__BRIEF__: Quote the records that follow in full and exactly; leave out the pictures.

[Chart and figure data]
— Begin —

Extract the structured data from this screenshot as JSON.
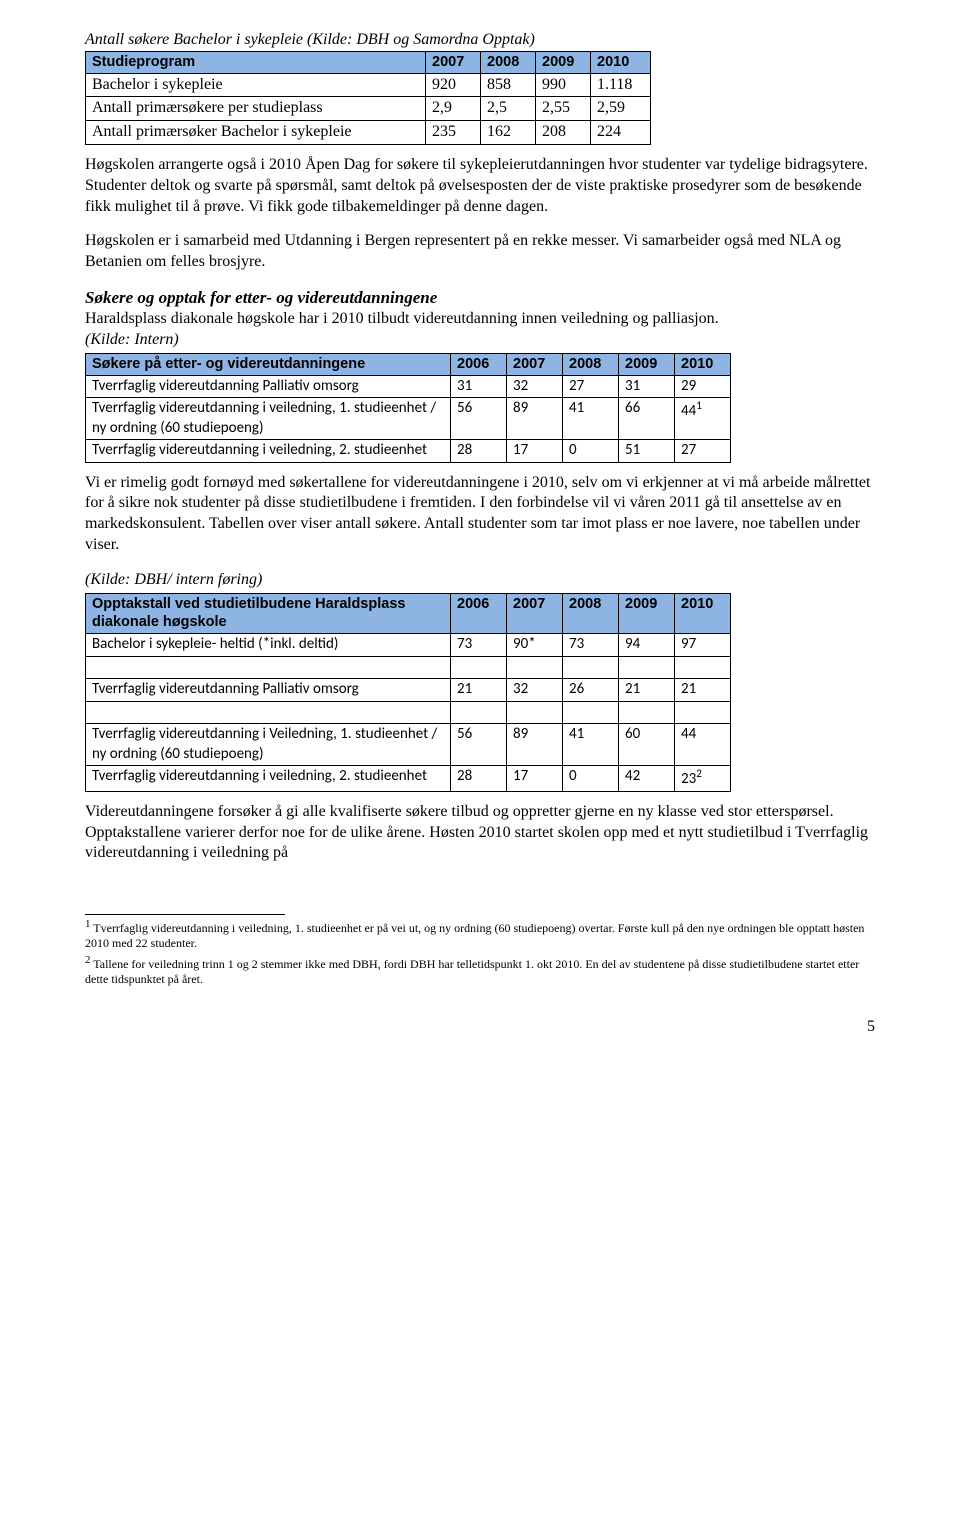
{
  "table1": {
    "caption": "Antall søkere Bachelor i sykepleie (Kilde: DBH og Samordna Opptak)",
    "header": [
      "Studieprogram",
      "2007",
      "2008",
      "2009",
      "2010"
    ],
    "rows": [
      [
        "Bachelor i sykepleie",
        "920",
        "858",
        "990",
        "1.118"
      ],
      [
        "Antall primærsøkere per studieplass",
        "2,9",
        "2,5",
        "2,55",
        "2,59"
      ],
      [
        "Antall primærsøker Bachelor i sykepleie",
        "235",
        "162",
        "208",
        "224"
      ]
    ],
    "col_widths": [
      "340px",
      "55px",
      "55px",
      "55px",
      "60px"
    ]
  },
  "para1": "Høgskolen arrangerte også i 2010 Åpen Dag for søkere til sykepleierutdanningen hvor studenter var tydelige bidragsytere. Studenter deltok og svarte på spørsmål, samt deltok på øvelsesposten der de viste praktiske prosedyrer som de besøkende fikk mulighet til å prøve. Vi fikk gode tilbakemeldinger på denne dagen.",
  "para2": "Høgskolen er i samarbeid med Utdanning i Bergen representert på en rekke messer. Vi samarbeider også med NLA og Betanien om felles brosjyre.",
  "section1": {
    "title": "Søkere og opptak for etter- og videreutdanningene",
    "text1": "Haraldsplass diakonale høgskole har i 2010 tilbudt videreutdanning innen veiledning og palliasjon.",
    "text2": " (Kilde: Intern)"
  },
  "table2": {
    "header": [
      "Søkere på etter- og videreutdanningene",
      "2006",
      "2007",
      "2008",
      "2009",
      "2010"
    ],
    "rows": [
      {
        "cells": [
          "Tverrfaglig videreutdanning Palliativ omsorg",
          "31",
          "32",
          "27",
          "31",
          "29"
        ],
        "sup": ""
      },
      {
        "cells": [
          "Tverrfaglig videreutdanning i veiledning, 1. studieenhet / ny ordning (60 studiepoeng)",
          "56",
          "89",
          "41",
          "66",
          "44"
        ],
        "sup": "1"
      },
      {
        "cells": [
          "Tverrfaglig videreutdanning i veiledning, 2. studieenhet",
          "28",
          "17",
          "0",
          "51",
          "27"
        ],
        "sup": ""
      }
    ],
    "col_widths": [
      "365px",
      "56px",
      "56px",
      "56px",
      "56px",
      "56px"
    ]
  },
  "para3": "Vi er rimelig godt fornøyd med søkertallene for videreutdanningene i 2010, selv om vi erkjenner at vi må arbeide målrettet for å sikre nok studenter på disse studietilbudene i fremtiden. I den forbindelse vil vi våren 2011 gå til ansettelse av en markedskonsulent. Tabellen over viser antall søkere. Antall studenter som tar imot plass er noe lavere, noe tabellen under viser.",
  "caption3": "(Kilde: DBH/ intern føring)",
  "table3": {
    "header": [
      "Opptakstall ved studietilbudene Haraldsplass diakonale høgskole",
      "2006",
      "2007",
      "2008",
      "2009",
      "2010"
    ],
    "rows": [
      {
        "cells": [
          "Bachelor i sykepleie- heltid (*inkl. deltid)",
          "73",
          "90*",
          "73",
          "94",
          "97"
        ],
        "sup": "",
        "spacer_after": true
      },
      {
        "cells": [
          "Tverrfaglig videreutdanning Palliativ omsorg",
          "21",
          "32",
          "26",
          "21",
          "21"
        ],
        "sup": "",
        "spacer_after": true
      },
      {
        "cells": [
          "Tverrfaglig videreutdanning i Veiledning, 1. studieenhet / ny ordning (60 studiepoeng)",
          "56",
          "89",
          "41",
          "60",
          "44"
        ],
        "sup": "",
        "spacer_after": false
      },
      {
        "cells": [
          "Tverrfaglig videreutdanning i veiledning, 2. studieenhet",
          "28",
          "17",
          "0",
          "42",
          "23"
        ],
        "sup": "2",
        "spacer_after": false
      }
    ],
    "col_widths": [
      "365px",
      "56px",
      "56px",
      "56px",
      "56px",
      "56px"
    ]
  },
  "para4": "Videreutdanningene forsøker å gi alle kvalifiserte søkere tilbud og oppretter gjerne en ny klasse ved stor etterspørsel. Opptakstallene varierer derfor noe for de ulike årene. Høsten 2010 startet skolen opp med et nytt studietilbud i Tverrfaglig videreutdanning i veiledning på",
  "footnote1": {
    "num": "1",
    "text": " Tverrfaglig videreutdanning i veiledning, 1. studieenhet er på vei ut, og ny ordning (60 studiepoeng) overtar. Første kull på den nye ordningen ble opptatt høsten 2010 med 22 studenter."
  },
  "footnote2": {
    "num": "2",
    "text": " Tallene for veiledning trinn 1 og 2 stemmer ikke med DBH, fordi DBH har telletidspunkt 1. okt 2010. En del av studentene på disse studietilbudene startet etter dette tidspunktet på året."
  },
  "page_number": "5"
}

— End —

__WORKED ANSWER__:
Extract the structured data from this screenshot as JSON.
{
  "table1": {
    "caption": "Antall søkere Bachelor i sykepleie (Kilde: DBH og Samordna Opptak)",
    "header": [
      "Studieprogram",
      "2007",
      "2008",
      "2009",
      "2010"
    ],
    "rows": [
      [
        "Bachelor i sykepleie",
        "920",
        "858",
        "990",
        "1.118"
      ],
      [
        "Antall primærsøkere per studieplass",
        "2,9",
        "2,5",
        "2,55",
        "2,59"
      ],
      [
        "Antall primærsøker Bachelor i sykepleie",
        "235",
        "162",
        "208",
        "224"
      ]
    ],
    "col_widths": [
      "340px",
      "55px",
      "55px",
      "55px",
      "60px"
    ]
  },
  "para1": "Høgskolen arrangerte også i 2010 Åpen Dag for søkere til sykepleierutdanningen hvor studenter var tydelige bidragsytere. Studenter deltok og svarte på spørsmål, samt deltok på øvelsesposten der de viste praktiske prosedyrer som de besøkende fikk mulighet til å prøve. Vi fikk gode tilbakemeldinger på denne dagen.",
  "para2": "Høgskolen er i samarbeid med Utdanning i Bergen representert på en rekke messer. Vi samarbeider også med NLA og Betanien om felles brosjyre.",
  "section1": {
    "title": "Søkere og opptak for etter- og videreutdanningene",
    "text1": "Haraldsplass diakonale høgskole har i 2010 tilbudt videreutdanning innen veiledning og palliasjon.",
    "text2": " (Kilde: Intern)"
  },
  "table2": {
    "header": [
      "Søkere på etter- og videreutdanningene",
      "2006",
      "2007",
      "2008",
      "2009",
      "2010"
    ],
    "rows": [
      {
        "cells": [
          "Tverrfaglig videreutdanning Palliativ omsorg",
          "31",
          "32",
          "27",
          "31",
          "29"
        ],
        "sup": ""
      },
      {
        "cells": [
          "Tverrfaglig videreutdanning i veiledning, 1. studieenhet / ny ordning (60 studiepoeng)",
          "56",
          "89",
          "41",
          "66",
          "44"
        ],
        "sup": "1"
      },
      {
        "cells": [
          "Tverrfaglig videreutdanning i veiledning, 2. studieenhet",
          "28",
          "17",
          "0",
          "51",
          "27"
        ],
        "sup": ""
      }
    ],
    "col_widths": [
      "365px",
      "56px",
      "56px",
      "56px",
      "56px",
      "56px"
    ]
  },
  "para3": "Vi er rimelig godt fornøyd med søkertallene for videreutdanningene i 2010, selv om vi erkjenner at vi må arbeide målrettet for å sikre nok studenter på disse studietilbudene i fremtiden. I den forbindelse vil vi våren 2011 gå til ansettelse av en markedskonsulent. Tabellen over viser antall søkere. Antall studenter som tar imot plass er noe lavere, noe tabellen under viser.",
  "caption3": "(Kilde: DBH/ intern føring)",
  "table3": {
    "header": [
      "Opptakstall ved studietilbudene Haraldsplass diakonale høgskole",
      "2006",
      "2007",
      "2008",
      "2009",
      "2010"
    ],
    "rows": [
      {
        "cells": [
          "Bachelor i sykepleie- heltid (*inkl. deltid)",
          "73",
          "90*",
          "73",
          "94",
          "97"
        ],
        "sup": "",
        "spacer_after": true
      },
      {
        "cells": [
          "Tverrfaglig videreutdanning Palliativ omsorg",
          "21",
          "32",
          "26",
          "21",
          "21"
        ],
        "sup": "",
        "spacer_after": true
      },
      {
        "cells": [
          "Tverrfaglig videreutdanning i Veiledning, 1. studieenhet / ny ordning (60 studiepoeng)",
          "56",
          "89",
          "41",
          "60",
          "44"
        ],
        "sup": "",
        "spacer_after": false
      },
      {
        "cells": [
          "Tverrfaglig videreutdanning i veiledning, 2. studieenhet",
          "28",
          "17",
          "0",
          "42",
          "23"
        ],
        "sup": "2",
        "spacer_after": false
      }
    ],
    "col_widths": [
      "365px",
      "56px",
      "56px",
      "56px",
      "56px",
      "56px"
    ]
  },
  "para4": "Videreutdanningene forsøker å gi alle kvalifiserte søkere tilbud og oppretter gjerne en ny klasse ved stor etterspørsel. Opptakstallene varierer derfor noe for de ulike årene. Høsten 2010 startet skolen opp med et nytt studietilbud i Tverrfaglig videreutdanning i veiledning på",
  "footnote1": {
    "num": "1",
    "text": " Tverrfaglig videreutdanning i veiledning, 1. studieenhet er på vei ut, og ny ordning (60 studiepoeng) overtar. Første kull på den nye ordningen ble opptatt høsten 2010 med 22 studenter."
  },
  "footnote2": {
    "num": "2",
    "text": " Tallene for veiledning trinn 1 og 2 stemmer ikke med DBH, fordi DBH har telletidspunkt 1. okt 2010. En del av studentene på disse studietilbudene startet etter dette tidspunktet på året."
  },
  "page_number": "5"
}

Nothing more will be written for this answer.